◆ Your objective ◆
Quote, without change, all of the lines that follow.

◆ Excerpted records ◆
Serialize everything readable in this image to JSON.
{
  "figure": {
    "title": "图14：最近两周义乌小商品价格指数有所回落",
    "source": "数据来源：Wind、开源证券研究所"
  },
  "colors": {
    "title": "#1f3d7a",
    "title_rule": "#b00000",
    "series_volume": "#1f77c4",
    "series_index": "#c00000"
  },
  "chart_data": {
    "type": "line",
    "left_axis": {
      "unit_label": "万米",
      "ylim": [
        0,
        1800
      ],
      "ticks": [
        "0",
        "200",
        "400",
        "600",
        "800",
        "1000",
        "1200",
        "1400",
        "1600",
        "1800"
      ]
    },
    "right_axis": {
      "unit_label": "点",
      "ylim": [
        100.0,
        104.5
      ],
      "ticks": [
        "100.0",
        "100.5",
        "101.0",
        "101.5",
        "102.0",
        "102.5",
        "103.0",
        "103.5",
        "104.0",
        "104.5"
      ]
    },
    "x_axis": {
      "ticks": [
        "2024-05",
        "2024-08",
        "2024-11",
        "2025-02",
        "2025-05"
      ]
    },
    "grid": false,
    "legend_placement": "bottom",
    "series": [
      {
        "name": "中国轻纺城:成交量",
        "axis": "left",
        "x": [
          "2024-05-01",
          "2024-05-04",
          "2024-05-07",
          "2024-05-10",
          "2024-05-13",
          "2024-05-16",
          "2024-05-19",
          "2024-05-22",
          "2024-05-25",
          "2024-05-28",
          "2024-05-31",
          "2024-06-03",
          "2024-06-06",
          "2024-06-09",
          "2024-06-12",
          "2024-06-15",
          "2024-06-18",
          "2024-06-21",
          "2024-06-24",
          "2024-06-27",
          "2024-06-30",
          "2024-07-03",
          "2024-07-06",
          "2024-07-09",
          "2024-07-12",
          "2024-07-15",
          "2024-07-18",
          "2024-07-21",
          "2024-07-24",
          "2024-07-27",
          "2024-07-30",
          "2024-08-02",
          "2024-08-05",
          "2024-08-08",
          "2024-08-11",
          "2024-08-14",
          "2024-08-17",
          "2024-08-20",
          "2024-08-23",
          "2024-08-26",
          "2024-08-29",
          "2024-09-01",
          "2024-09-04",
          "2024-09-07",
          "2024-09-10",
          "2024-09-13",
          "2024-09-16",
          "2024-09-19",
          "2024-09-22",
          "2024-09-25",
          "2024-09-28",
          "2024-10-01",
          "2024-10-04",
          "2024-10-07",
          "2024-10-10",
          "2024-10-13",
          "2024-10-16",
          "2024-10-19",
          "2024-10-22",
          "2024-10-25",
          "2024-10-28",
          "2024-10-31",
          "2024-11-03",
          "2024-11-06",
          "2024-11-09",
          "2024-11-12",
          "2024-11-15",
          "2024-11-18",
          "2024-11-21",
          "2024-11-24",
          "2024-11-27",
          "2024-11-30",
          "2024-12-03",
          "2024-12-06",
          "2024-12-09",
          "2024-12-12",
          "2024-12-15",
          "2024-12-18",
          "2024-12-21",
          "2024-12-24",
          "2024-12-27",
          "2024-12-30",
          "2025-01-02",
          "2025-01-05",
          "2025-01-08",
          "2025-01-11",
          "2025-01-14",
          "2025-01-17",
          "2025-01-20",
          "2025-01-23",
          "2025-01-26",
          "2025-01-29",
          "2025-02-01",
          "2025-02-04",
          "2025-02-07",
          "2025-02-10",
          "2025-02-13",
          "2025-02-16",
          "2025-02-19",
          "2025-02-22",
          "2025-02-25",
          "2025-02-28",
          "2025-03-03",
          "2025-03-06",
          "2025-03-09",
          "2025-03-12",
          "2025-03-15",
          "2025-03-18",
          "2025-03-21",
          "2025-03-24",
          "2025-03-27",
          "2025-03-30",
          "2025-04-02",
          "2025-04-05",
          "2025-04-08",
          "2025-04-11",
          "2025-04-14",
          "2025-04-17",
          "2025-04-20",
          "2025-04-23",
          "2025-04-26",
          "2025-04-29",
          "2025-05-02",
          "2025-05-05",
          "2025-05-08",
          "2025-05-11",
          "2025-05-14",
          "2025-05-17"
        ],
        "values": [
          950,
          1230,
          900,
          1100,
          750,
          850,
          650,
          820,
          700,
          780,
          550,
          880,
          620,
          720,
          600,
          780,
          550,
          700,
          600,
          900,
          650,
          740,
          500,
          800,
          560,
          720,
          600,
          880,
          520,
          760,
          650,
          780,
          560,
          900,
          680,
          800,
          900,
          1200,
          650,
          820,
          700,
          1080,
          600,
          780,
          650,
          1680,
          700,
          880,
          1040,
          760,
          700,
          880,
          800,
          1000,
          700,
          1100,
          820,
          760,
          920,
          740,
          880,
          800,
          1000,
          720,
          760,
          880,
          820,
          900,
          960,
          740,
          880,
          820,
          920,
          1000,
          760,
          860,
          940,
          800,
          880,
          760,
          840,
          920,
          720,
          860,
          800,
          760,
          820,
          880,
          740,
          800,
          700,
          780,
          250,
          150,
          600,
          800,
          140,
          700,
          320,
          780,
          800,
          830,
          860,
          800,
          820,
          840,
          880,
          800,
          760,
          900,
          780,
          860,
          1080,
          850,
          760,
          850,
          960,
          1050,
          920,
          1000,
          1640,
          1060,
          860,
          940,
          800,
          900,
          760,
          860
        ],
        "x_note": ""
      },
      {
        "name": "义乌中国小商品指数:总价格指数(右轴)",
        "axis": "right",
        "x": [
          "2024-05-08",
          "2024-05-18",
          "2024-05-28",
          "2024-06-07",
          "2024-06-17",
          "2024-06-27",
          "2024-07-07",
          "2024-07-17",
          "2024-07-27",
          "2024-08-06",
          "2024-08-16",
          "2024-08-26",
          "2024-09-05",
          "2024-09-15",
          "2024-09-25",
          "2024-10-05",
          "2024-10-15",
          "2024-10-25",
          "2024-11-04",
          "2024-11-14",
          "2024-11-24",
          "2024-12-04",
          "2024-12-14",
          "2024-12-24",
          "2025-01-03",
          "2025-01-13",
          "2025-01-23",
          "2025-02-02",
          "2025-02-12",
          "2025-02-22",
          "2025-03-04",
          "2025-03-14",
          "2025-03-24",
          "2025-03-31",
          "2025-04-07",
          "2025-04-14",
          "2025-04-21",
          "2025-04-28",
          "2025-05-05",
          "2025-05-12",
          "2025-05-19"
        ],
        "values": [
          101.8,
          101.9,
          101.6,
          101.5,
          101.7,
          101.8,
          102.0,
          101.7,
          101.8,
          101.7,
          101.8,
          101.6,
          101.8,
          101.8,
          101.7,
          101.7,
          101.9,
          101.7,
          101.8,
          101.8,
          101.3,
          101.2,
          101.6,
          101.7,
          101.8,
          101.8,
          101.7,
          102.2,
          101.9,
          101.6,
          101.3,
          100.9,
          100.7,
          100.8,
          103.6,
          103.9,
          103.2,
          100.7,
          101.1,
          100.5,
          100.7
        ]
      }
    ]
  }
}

◆ Expected answer ◆
Serialize everything readable in this image to JSON.
{
  "figure": {
    "title": "图14：最近两周义乌小商品价格指数有所回落",
    "source": "数据来源：Wind、开源证券研究所"
  },
  "colors": {
    "title": "#1f3d7a",
    "title_rule": "#b00000",
    "series_volume": "#1f77c4",
    "series_index": "#c00000"
  },
  "chart_data": {
    "type": "line",
    "left_axis": {
      "unit_label": "万米",
      "ylim": [
        0,
        1800
      ],
      "ticks": [
        "0",
        "200",
        "400",
        "600",
        "800",
        "1000",
        "1200",
        "1400",
        "1600",
        "1800"
      ]
    },
    "right_axis": {
      "unit_label": "点",
      "ylim": [
        100.0,
        104.5
      ],
      "ticks": [
        "100.0",
        "100.5",
        "101.0",
        "101.5",
        "102.0",
        "102.5",
        "103.0",
        "103.5",
        "104.0",
        "104.5"
      ]
    },
    "x_axis": {
      "ticks": [
        "2024-05",
        "2024-08",
        "2024-11",
        "2025-02",
        "2025-05"
      ]
    },
    "grid": false,
    "legend_placement": "bottom",
    "series": [
      {
        "name": "中国轻纺城:成交量",
        "axis": "left",
        "x": [
          "2024-05-01",
          "2024-05-04",
          "2024-05-07",
          "2024-05-10",
          "2024-05-13",
          "2024-05-16",
          "2024-05-19",
          "2024-05-22",
          "2024-05-25",
          "2024-05-28",
          "2024-05-31",
          "2024-06-03",
          "2024-06-06",
          "2024-06-09",
          "2024-06-12",
          "2024-06-15",
          "2024-06-18",
          "2024-06-21",
          "2024-06-24",
          "2024-06-27",
          "2024-06-30",
          "2024-07-03",
          "2024-07-06",
          "2024-07-09",
          "2024-07-12",
          "2024-07-15",
          "2024-07-18",
          "2024-07-21",
          "2024-07-24",
          "2024-07-27",
          "2024-07-30",
          "2024-08-02",
          "2024-08-05",
          "2024-08-08",
          "2024-08-11",
          "2024-08-14",
          "2024-08-17",
          "2024-08-20",
          "2024-08-23",
          "2024-08-26",
          "2024-08-29",
          "2024-09-01",
          "2024-09-04",
          "2024-09-07",
          "2024-09-10",
          "2024-09-13",
          "2024-09-16",
          "2024-09-19",
          "2024-09-22",
          "2024-09-25",
          "2024-09-28",
          "2024-10-01",
          "2024-10-04",
          "2024-10-07",
          "2024-10-10",
          "2024-10-13",
          "2024-10-16",
          "2024-10-19",
          "2024-10-22",
          "2024-10-25",
          "2024-10-28",
          "2024-10-31",
          "2024-11-03",
          "2024-11-06",
          "2024-11-09",
          "2024-11-12",
          "2024-11-15",
          "2024-11-18",
          "2024-11-21",
          "2024-11-24",
          "2024-11-27",
          "2024-11-30",
          "2024-12-03",
          "2024-12-06",
          "2024-12-09",
          "2024-12-12",
          "2024-12-15",
          "2024-12-18",
          "2024-12-21",
          "2024-12-24",
          "2024-12-27",
          "2024-12-30",
          "2025-01-02",
          "2025-01-05",
          "2025-01-08",
          "2025-01-11",
          "2025-01-14",
          "2025-01-17",
          "2025-01-20",
          "2025-01-23",
          "2025-01-26",
          "2025-01-29",
          "2025-02-01",
          "2025-02-04",
          "2025-02-07",
          "2025-02-10",
          "2025-02-13",
          "2025-02-16",
          "2025-02-19",
          "2025-02-22",
          "2025-02-25",
          "2025-02-28",
          "2025-03-03",
          "2025-03-06",
          "2025-03-09",
          "2025-03-12",
          "2025-03-15",
          "2025-03-18",
          "2025-03-21",
          "2025-03-24",
          "2025-03-27",
          "2025-03-30",
          "2025-04-02",
          "2025-04-05",
          "2025-04-08",
          "2025-04-11",
          "2025-04-14",
          "2025-04-17",
          "2025-04-20",
          "2025-04-23",
          "2025-04-26",
          "2025-04-29",
          "2025-05-02",
          "2025-05-05",
          "2025-05-08",
          "2025-05-11",
          "2025-05-14",
          "2025-05-17"
        ],
        "values": [
          950,
          1230,
          900,
          1100,
          750,
          850,
          650,
          820,
          700,
          780,
          550,
          880,
          620,
          720,
          600,
          780,
          550,
          700,
          600,
          900,
          650,
          740,
          500,
          800,
          560,
          720,
          600,
          880,
          520,
          760,
          650,
          780,
          560,
          900,
          680,
          800,
          900,
          1200,
          650,
          820,
          700,
          1080,
          600,
          780,
          650,
          1680,
          700,
          880,
          1040,
          760,
          700,
          880,
          800,
          1000,
          700,
          1100,
          820,
          760,
          920,
          740,
          880,
          800,
          1000,
          720,
          760,
          880,
          820,
          900,
          960,
          740,
          880,
          820,
          920,
          1000,
          760,
          860,
          940,
          800,
          880,
          760,
          840,
          920,
          720,
          860,
          800,
          760,
          820,
          880,
          740,
          800,
          700,
          780,
          250,
          150,
          600,
          800,
          140,
          700,
          320,
          780,
          800,
          830,
          860,
          800,
          820,
          840,
          880,
          800,
          760,
          900,
          780,
          860,
          1080,
          850,
          760,
          850,
          960,
          1050,
          920,
          1000,
          1640,
          1060,
          860,
          940,
          800,
          900,
          760,
          860
        ],
        "x_note": ""
      },
      {
        "name": "义乌中国小商品指数:总价格指数(右轴)",
        "axis": "right",
        "x": [
          "2024-05-08",
          "2024-05-18",
          "2024-05-28",
          "2024-06-07",
          "2024-06-17",
          "2024-06-27",
          "2024-07-07",
          "2024-07-17",
          "2024-07-27",
          "2024-08-06",
          "2024-08-16",
          "2024-08-26",
          "2024-09-05",
          "2024-09-15",
          "2024-09-25",
          "2024-10-05",
          "2024-10-15",
          "2024-10-25",
          "2024-11-04",
          "2024-11-14",
          "2024-11-24",
          "2024-12-04",
          "2024-12-14",
          "2024-12-24",
          "2025-01-03",
          "2025-01-13",
          "2025-01-23",
          "2025-02-02",
          "2025-02-12",
          "2025-02-22",
          "2025-03-04",
          "2025-03-14",
          "2025-03-24",
          "2025-03-31",
          "2025-04-07",
          "2025-04-14",
          "2025-04-21",
          "2025-04-28",
          "2025-05-05",
          "2025-05-12",
          "2025-05-19"
        ],
        "values": [
          101.8,
          101.9,
          101.6,
          101.5,
          101.7,
          101.8,
          102.0,
          101.7,
          101.8,
          101.7,
          101.8,
          101.6,
          101.8,
          101.8,
          101.7,
          101.7,
          101.9,
          101.7,
          101.8,
          101.8,
          101.3,
          101.2,
          101.6,
          101.7,
          101.8,
          101.8,
          101.7,
          102.2,
          101.9,
          101.6,
          101.3,
          100.9,
          100.7,
          100.8,
          103.6,
          103.9,
          103.2,
          100.7,
          101.1,
          100.5,
          100.7
        ]
      }
    ]
  }
}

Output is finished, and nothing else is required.